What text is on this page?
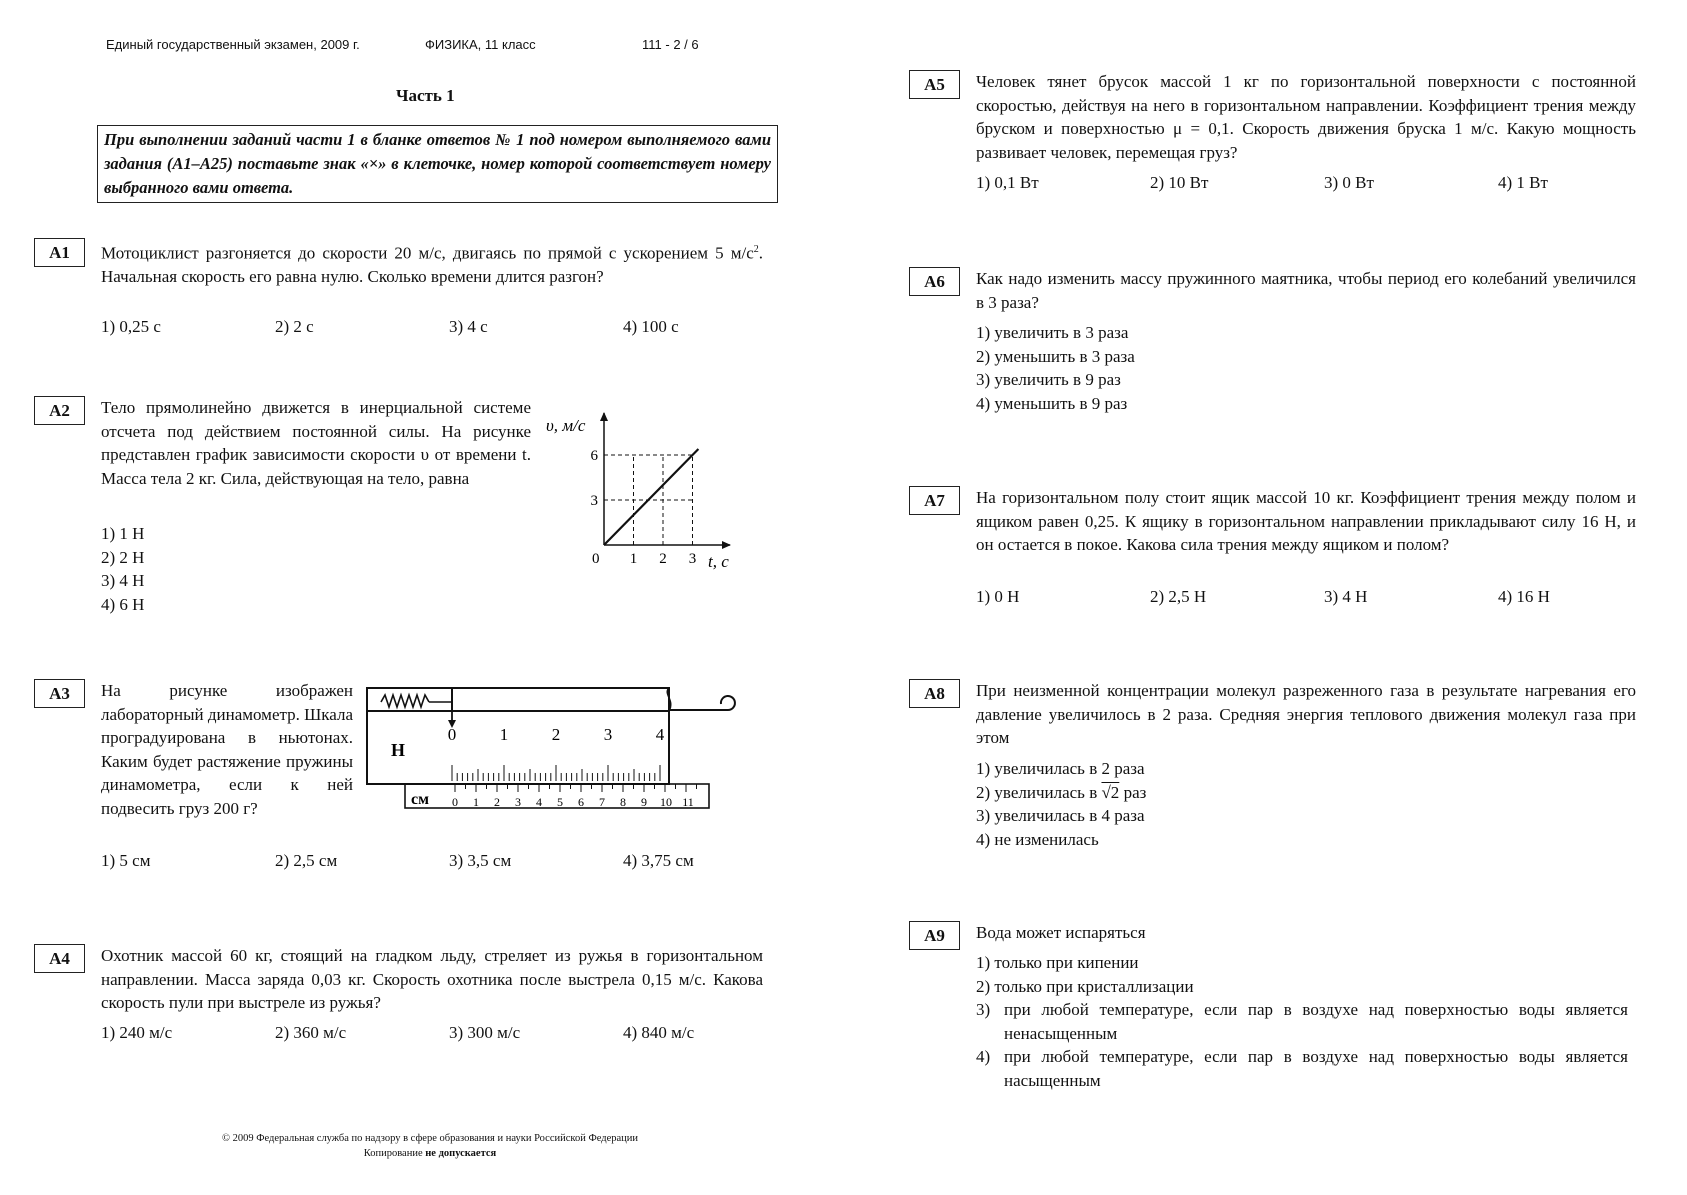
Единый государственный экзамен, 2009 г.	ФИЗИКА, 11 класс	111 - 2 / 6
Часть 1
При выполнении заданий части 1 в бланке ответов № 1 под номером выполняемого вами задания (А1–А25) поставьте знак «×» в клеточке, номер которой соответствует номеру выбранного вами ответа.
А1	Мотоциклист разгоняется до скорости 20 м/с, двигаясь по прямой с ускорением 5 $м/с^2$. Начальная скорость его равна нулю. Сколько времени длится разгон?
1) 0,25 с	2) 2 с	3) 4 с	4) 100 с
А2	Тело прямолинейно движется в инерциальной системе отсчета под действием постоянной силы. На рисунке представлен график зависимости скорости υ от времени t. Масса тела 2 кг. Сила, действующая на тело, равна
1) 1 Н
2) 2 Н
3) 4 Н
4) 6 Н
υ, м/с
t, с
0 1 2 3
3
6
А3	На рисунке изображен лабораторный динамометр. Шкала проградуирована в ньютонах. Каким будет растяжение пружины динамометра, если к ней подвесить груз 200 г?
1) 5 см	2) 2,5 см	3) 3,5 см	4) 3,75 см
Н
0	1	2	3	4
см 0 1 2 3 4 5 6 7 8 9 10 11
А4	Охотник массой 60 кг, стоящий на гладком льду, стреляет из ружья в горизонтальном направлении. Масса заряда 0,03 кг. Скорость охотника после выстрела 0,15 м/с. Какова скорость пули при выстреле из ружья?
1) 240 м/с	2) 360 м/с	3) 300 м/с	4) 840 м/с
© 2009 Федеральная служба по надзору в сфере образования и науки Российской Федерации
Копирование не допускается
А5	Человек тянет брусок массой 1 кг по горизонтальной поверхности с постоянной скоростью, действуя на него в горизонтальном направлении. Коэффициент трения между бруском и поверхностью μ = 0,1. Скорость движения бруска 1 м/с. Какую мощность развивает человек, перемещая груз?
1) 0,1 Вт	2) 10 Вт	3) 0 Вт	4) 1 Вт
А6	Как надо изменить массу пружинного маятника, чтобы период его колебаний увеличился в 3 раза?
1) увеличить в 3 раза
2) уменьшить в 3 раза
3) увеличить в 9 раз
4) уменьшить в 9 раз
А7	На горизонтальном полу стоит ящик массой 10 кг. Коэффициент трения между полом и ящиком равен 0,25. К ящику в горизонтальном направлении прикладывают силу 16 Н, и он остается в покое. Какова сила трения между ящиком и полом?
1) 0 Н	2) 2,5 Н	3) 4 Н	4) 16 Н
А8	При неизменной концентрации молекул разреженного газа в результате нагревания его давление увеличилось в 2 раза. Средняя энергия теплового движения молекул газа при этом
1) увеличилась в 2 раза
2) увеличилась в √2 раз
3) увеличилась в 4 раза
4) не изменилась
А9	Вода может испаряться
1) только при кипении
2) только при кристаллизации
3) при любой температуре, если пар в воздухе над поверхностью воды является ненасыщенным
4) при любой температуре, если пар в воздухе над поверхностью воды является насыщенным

==

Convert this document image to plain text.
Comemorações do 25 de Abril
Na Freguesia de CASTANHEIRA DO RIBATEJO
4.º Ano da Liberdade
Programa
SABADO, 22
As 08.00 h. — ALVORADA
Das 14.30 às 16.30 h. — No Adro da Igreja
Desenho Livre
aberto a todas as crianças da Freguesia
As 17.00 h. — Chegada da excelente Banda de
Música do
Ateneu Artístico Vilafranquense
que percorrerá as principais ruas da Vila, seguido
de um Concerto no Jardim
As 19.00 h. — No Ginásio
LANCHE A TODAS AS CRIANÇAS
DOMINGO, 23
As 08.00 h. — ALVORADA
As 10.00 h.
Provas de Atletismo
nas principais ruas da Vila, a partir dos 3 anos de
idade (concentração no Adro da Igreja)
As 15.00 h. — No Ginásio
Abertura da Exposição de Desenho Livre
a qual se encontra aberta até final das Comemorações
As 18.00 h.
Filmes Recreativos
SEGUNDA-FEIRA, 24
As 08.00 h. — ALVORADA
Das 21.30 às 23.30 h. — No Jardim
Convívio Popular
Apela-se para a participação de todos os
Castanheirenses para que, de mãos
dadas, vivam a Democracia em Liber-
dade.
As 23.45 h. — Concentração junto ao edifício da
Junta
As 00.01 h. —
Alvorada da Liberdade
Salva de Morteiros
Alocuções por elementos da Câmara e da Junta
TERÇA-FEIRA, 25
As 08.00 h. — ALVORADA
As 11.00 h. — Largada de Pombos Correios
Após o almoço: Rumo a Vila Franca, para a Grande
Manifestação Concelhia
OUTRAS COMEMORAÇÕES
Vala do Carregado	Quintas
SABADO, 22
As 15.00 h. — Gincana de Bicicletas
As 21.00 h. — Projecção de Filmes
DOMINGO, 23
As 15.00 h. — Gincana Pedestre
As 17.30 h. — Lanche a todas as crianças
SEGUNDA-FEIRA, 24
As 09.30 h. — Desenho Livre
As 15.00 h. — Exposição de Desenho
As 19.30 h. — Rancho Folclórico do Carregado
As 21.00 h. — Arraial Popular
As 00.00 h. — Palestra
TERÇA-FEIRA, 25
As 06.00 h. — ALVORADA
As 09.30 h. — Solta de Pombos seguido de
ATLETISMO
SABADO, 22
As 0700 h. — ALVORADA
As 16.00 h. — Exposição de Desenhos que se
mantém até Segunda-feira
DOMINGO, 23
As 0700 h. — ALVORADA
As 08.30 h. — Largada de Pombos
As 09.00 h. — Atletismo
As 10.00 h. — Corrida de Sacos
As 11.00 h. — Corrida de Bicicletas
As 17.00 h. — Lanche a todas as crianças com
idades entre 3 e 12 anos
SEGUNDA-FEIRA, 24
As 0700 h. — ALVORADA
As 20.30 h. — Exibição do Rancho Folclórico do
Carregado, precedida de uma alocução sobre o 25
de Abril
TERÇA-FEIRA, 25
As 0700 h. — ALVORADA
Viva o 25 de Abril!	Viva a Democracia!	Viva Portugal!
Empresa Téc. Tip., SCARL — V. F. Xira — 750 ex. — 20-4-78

What to produce ▸
A line counts if it holds the word "если". Work out how many lines in the listing count, and give only that number.

Expected answer ▸
3